- [Activity]: For this exercise, copy out each line of the material below that includes "hebben".

Data extract Block Start

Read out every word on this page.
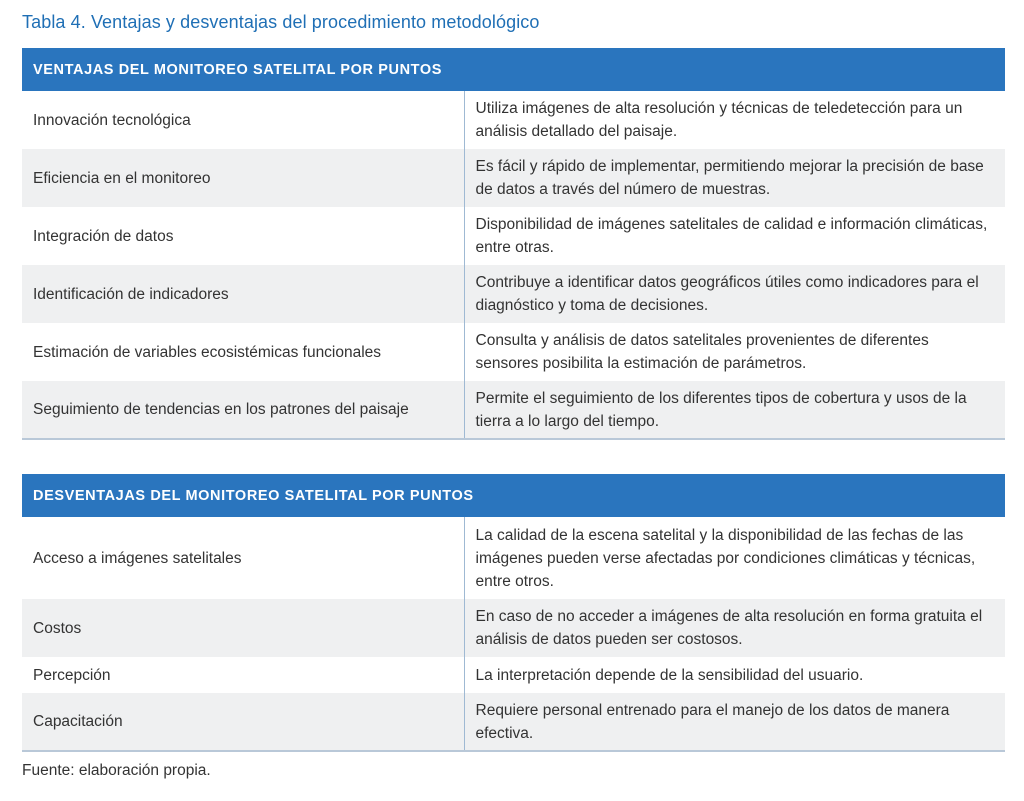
Tabla 4. Ventajas y desventajas del procedimiento metodológico
VENTAJAS DEL MONITOREO SATELITAL POR PUNTOS	
Innovación tecnológica	Utiliza imágenes de alta resolución y técnicas de teledetección para un análisis detallado del paisaje.
Eficiencia en el monitoreo	Es fácil y rápido de implementar, permitiendo mejorar la precisión de base de datos a través del número de muestras.
Integración de datos	Disponibilidad de imágenes satelitales de calidad e información climáticas, entre otras.
Identificación de indicadores	Contribuye a identificar datos geográficos útiles como indicadores para el diagnóstico y toma de decisiones.
Estimación de variables ecosistémicas funcionales	Consulta y análisis de datos satelitales provenientes de diferentes sensores posibilita la estimación de parámetros.
Seguimiento de tendencias en los patrones del paisaje	Permite el seguimiento de los diferentes tipos de cobertura y usos de la tierra a lo largo del tiempo.
DESVENTAJAS DEL MONITOREO SATELITAL POR PUNTOS	
Acceso a imágenes satelitales	La calidad de la escena satelital y la disponibilidad de las fechas de las imágenes pueden verse afectadas por condiciones climáticas y técnicas, entre otros.
Costos	En caso de no acceder a imágenes de alta resolución en forma gratuita el análisis de datos pueden ser costosos.
Percepción	La interpretación depende de la sensibilidad del usuario.
Capacitación	Requiere personal entrenado para el manejo de los datos de manera efectiva.
Fuente: elaboración propia.
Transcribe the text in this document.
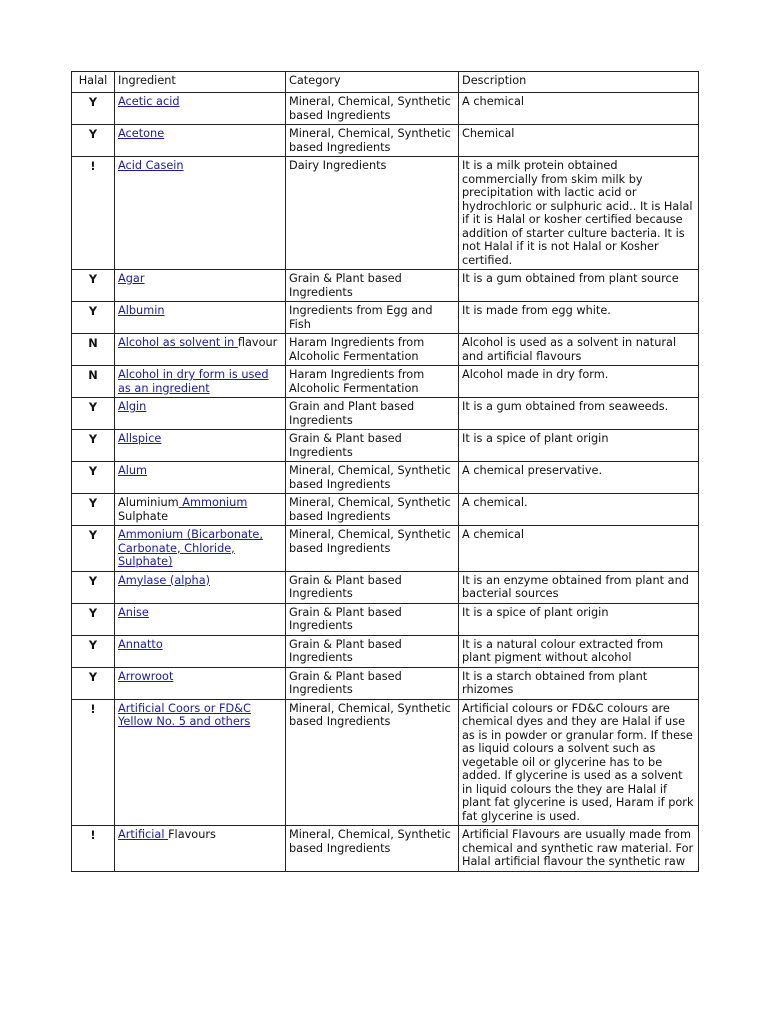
Halal	Ingredient	Category	Description
Y	Acetic acid	Mineral, Chemical, Synthetic based Ingredients	A chemical
Y	Acetone	Mineral, Chemical, Synthetic based Ingredients	Chemical
!	Acid Casein	Dairy Ingredients	It is a milk protein obtained commercially from skim milk by precipitation with lactic acid or hydrochloric or sulphuric acid.. It is Halal if it is Halal or kosher certified because addition of starter culture bacteria. It is not Halal if it is not Halal or Kosher certified.
Y	Agar	Grain & Plant based Ingredients	It is a gum obtained from plant source
Y	Albumin	Ingredients from Egg and Fish	It is made from egg white.
N	Alcohol as solvent in flavour	Haram Ingredients from Alcoholic Fermentation	Alcohol is used as a solvent in natural and artificial flavours
N	Alcohol in dry form is used as an ingredient	Haram Ingredients from Alcoholic Fermentation	Alcohol made in dry form.
Y	Algin	Grain and Plant based Ingredients	It is a gum obtained from seaweeds.
Y	Allspice	Grain & Plant based Ingredients	It is a spice of plant origin
Y	Alum	Mineral, Chemical, Synthetic based Ingredients	A chemical preservative.
Y	Aluminium Ammonium Sulphate	Mineral, Chemical, Synthetic based Ingredients	A chemical.
Y	Ammonium (Bicarbonate, Carbonate, Chloride, Sulphate)	Mineral, Chemical, Synthetic based Ingredients	A chemical
Y	Amylase (alpha)	Grain & Plant based Ingredients	It is an enzyme obtained from plant and bacterial sources
Y	Anise	Grain & Plant based Ingredients	It is a spice of plant origin
Y	Annatto	Grain & Plant based Ingredients	It is a natural colour extracted from plant pigment without alcohol
Y	Arrowroot	Grain & Plant based Ingredients	It is a starch obtained from plant rhizomes
!	Artificial Coors or FD&C Yellow No. 5 and others	Mineral, Chemical, Synthetic based Ingredients	Artificial colours or FD&C colours are chemical dyes and they are Halal if use as is in powder or granular form. If these as liquid colours a solvent such as vegetable oil or glycerine has to be added. If glycerine is used as a solvent in liquid colours the they are Halal if plant fat glycerine is used, Haram if pork fat glycerine is used.
!	Artificial Flavours	Mineral, Chemical, Synthetic based Ingredients	Artificial Flavours are usually made from chemical and synthetic raw material. For Halal artificial flavour the synthetic raw
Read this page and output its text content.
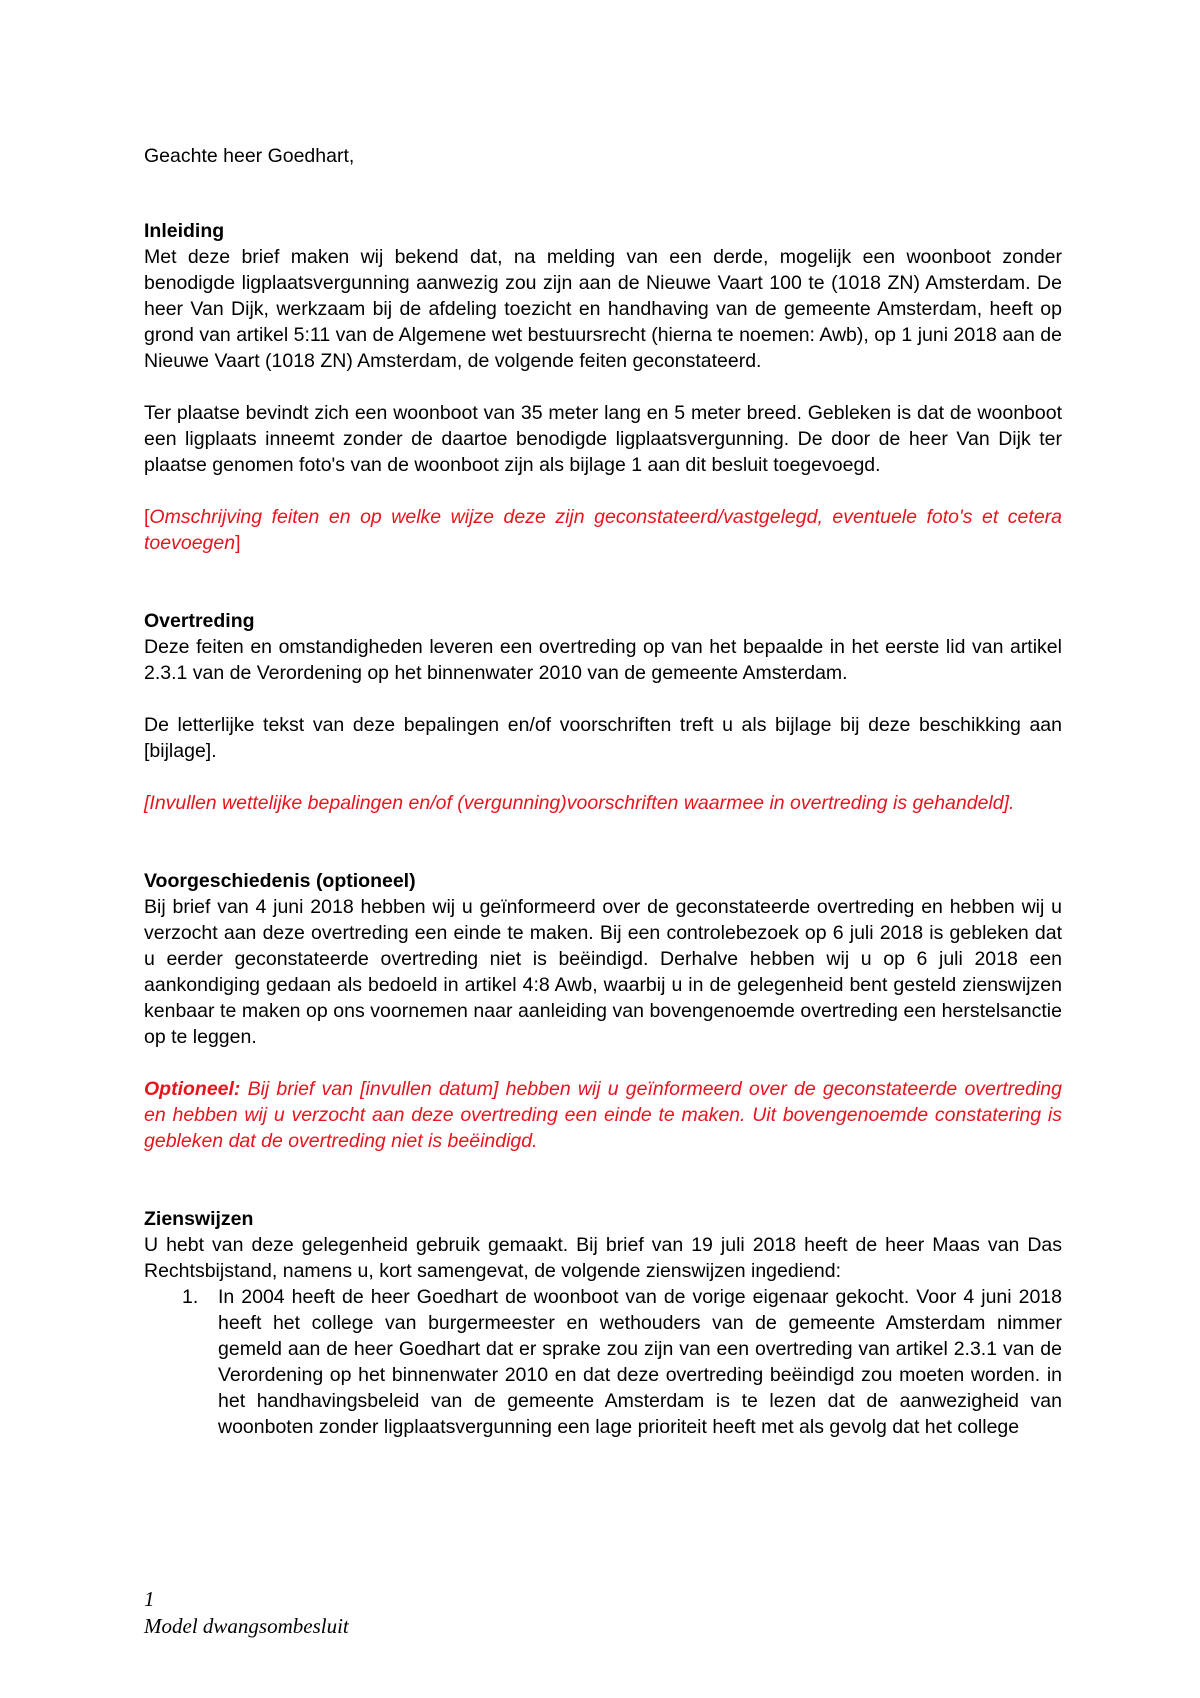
Geachte heer Goedhart,

Inleiding

Met deze brief maken wij bekend dat, na melding van een derde, mogelijk een woonboot zonder benodigde ligplaatsvergunning aanwezig zou zijn aan de Nieuwe Vaart 100 te (1018 ZN) Amsterdam. De heer Van Dijk, werkzaam bij de afdeling toezicht en handhaving van de gemeente Amsterdam, heeft op grond van artikel 5:11 van de Algemene wet bestuursrecht (hierna te noemen: Awb), op 1 juni 2018 aan de Nieuwe Vaart (1018 ZN) Amsterdam, de volgende feiten geconstateerd.

Ter plaatse bevindt zich een woonboot van 35 meter lang en 5 meter breed. Gebleken is dat de woonboot een ligplaats inneemt zonder de daartoe benodigde ligplaatsvergunning. De door de heer Van Dijk ter plaatse genomen foto's van de woonboot zijn als bijlage 1 aan dit besluit toegevoegd.

[Omschrijving feiten en op welke wijze deze zijn geconstateerd/vastgelegd, eventuele foto's et cetera toevoegen]

Overtreding

Deze feiten en omstandigheden leveren een overtreding op van het bepaalde in het eerste lid van artikel 2.3.1 van de Verordening op het binnenwater 2010 van de gemeente Amsterdam.

De letterlijke tekst van deze bepalingen en/of voorschriften treft u als bijlage bij deze beschikking aan [bijlage].

[Invullen wettelijke bepalingen en/of (vergunning)voorschriften waarmee in overtreding is gehandeld].

Voorgeschiedenis (optioneel)

Bij brief van 4 juni 2018 hebben wij u geïnformeerd over de geconstateerde overtreding en hebben wij u verzocht aan deze overtreding een einde te maken. Bij een controlebezoek op 6 juli 2018 is gebleken dat u eerder geconstateerde overtreding niet is beëindigd. Derhalve hebben wij u op 6 juli 2018 een aankondiging gedaan als bedoeld in artikel 4:8 Awb, waarbij u in de gelegenheid bent gesteld zienswijzen kenbaar te maken op ons voornemen naar aanleiding van bovengenoemde overtreding een herstelsanctie op te leggen.

Optioneel: Bij brief van [invullen datum] hebben wij u geïnformeerd over de geconstateerde overtreding en hebben wij u verzocht aan deze overtreding een einde te maken. Uit bovengenoemde constatering is gebleken dat de overtreding niet is beëindigd.

Zienswijzen

U hebt van deze gelegenheid gebruik gemaakt. Bij brief van 19 juli 2018 heeft de heer Maas van Das Rechtsbijstand, namens u, kort samengevat, de volgende zienswijzen ingediend:

1. In 2004 heeft de heer Goedhart de woonboot van de vorige eigenaar gekocht. Voor 4 juni 2018 heeft het college van burgermeester en wethouders van de gemeente Amsterdam nimmer gemeld aan de heer Goedhart dat er sprake zou zijn van een overtreding van artikel 2.3.1 van de Verordening op het binnenwater 2010 en dat deze overtreding beëindigd zou moeten worden. in het handhavingsbeleid van de gemeente Amsterdam is te lezen dat de aanwezigheid van woonboten zonder ligplaatsvergunning een lage prioriteit heeft met als gevolg dat het college
1
Model dwangsombesluit
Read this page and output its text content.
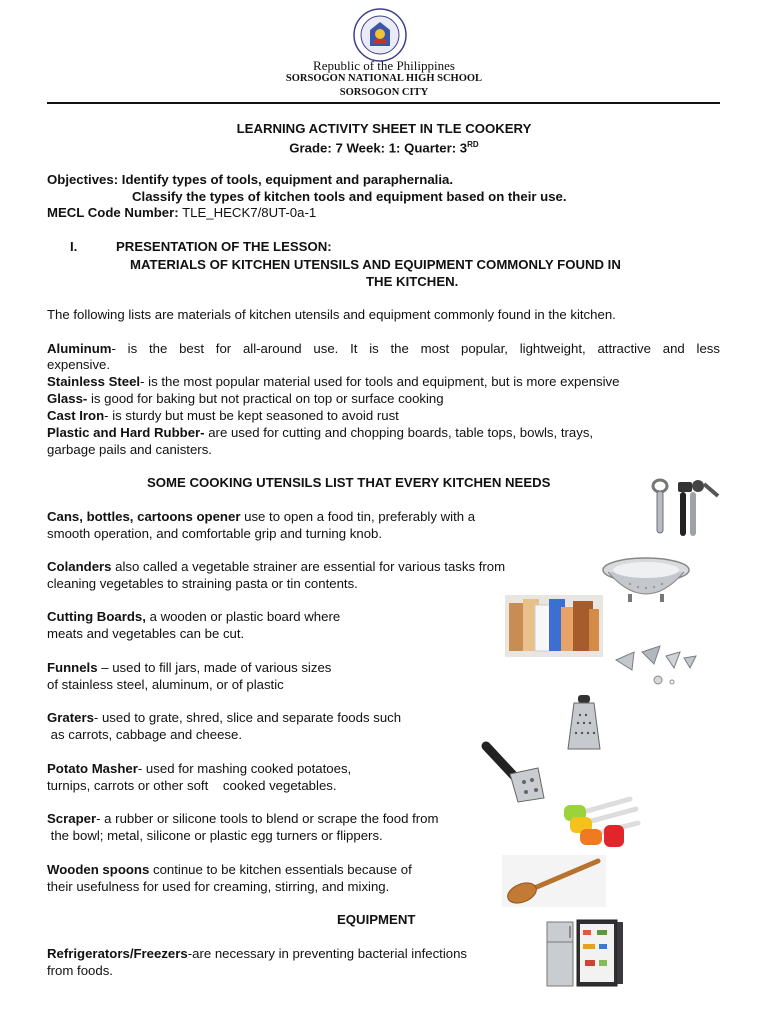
Republic of the Philippines
SORSOGON NATIONAL HIGH SCHOOL
SORSOGON CITY
LEARNING ACTIVITY SHEET IN TLE COOKERY
Grade: 7 Week: 1: Quarter: 3RD
Objectives: Identify types of tools, equipment and paraphernalia.
Classify the types of kitchen tools and equipment based on their use.
MECL Code Number: TLE_HECK7/8UT-0a-1
I.	PRESENTATION OF THE LESSON:
MATERIALS OF KITCHEN UTENSILS AND EQUIPMENT COMMONLY FOUND IN
THE KITCHEN.
The following lists are materials of kitchen utensils and equipment commonly found in the kitchen.
Aluminum- is the best for all-around use. It is the most popular, lightweight, attractive and less
expensive.
Stainless Steel- is the most popular material used for tools and equipment, but is more expensive
Glass- is good for baking but not practical on top or surface cooking
Cast Iron- is sturdy but must be kept seasoned to avoid rust
Plastic and Hard Rubber- are used for cutting and chopping boards, table tops, bowls, trays,
garbage pails and canisters.
SOME COOKING UTENSILS LIST THAT EVERY KITCHEN NEEDS
Cans, bottles, cartoons opener use to open a food tin, preferably with a
smooth operation, and comfortable grip and turning knob.
Colanders also called a vegetable strainer are essential for various tasks from
cleaning vegetables to straining pasta or tin contents.
Cutting Boards, a wooden or plastic board where
meats and vegetables can be cut.
Funnels – used to fill jars, made of various sizes
of stainless steel, aluminum, or of plastic
Graters- used to grate, shred, slice and separate foods such
as carrots, cabbage and cheese.
Potato Masher- used for mashing cooked potatoes,
turnips, carrots or other soft    cooked vegetables.
Scraper- a rubber or silicone tools to blend or scrape the food from
the bowl; metal, silicone or plastic egg turners or flippers.
Wooden spoons continue to be kitchen essentials because of
their usefulness for used for creaming, stirring, and mixing.
EQUIPMENT
Refrigerators/Freezers-are necessary in preventing bacterial infections
from foods.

Data extract Block End

- [Problem solution]:
Bij brief van 4 juni 2018 hebben wij u geïnformeerd over de geconstateerde overtreding en hebben wij u verzocht aan deze overtreding een einde te maken. Bij een controlebezoek op 6 juli 2018 is gebleken dat u eerder geconstateerde overtreding niet is beëindigd. Derhalve hebben wij u op 6 juli 2018 een aankondiging gedaan als bedoeld in artikel 4:8 Awb, waarbij u in de gelegenheid bent gesteld zienswijzen kenbaar te maken op ons voornemen naar aanleiding van bovengenoemde overtreding een herstelsanctie op te leggen.
Optioneel: Bij brief van [invullen datum] hebben wij u geïnformeerd over de geconstateerde overtreding en hebben wij u verzocht aan deze overtreding een einde te maken. Uit bovengenoemde constatering is gebleken dat de overtreding niet is beëindigd.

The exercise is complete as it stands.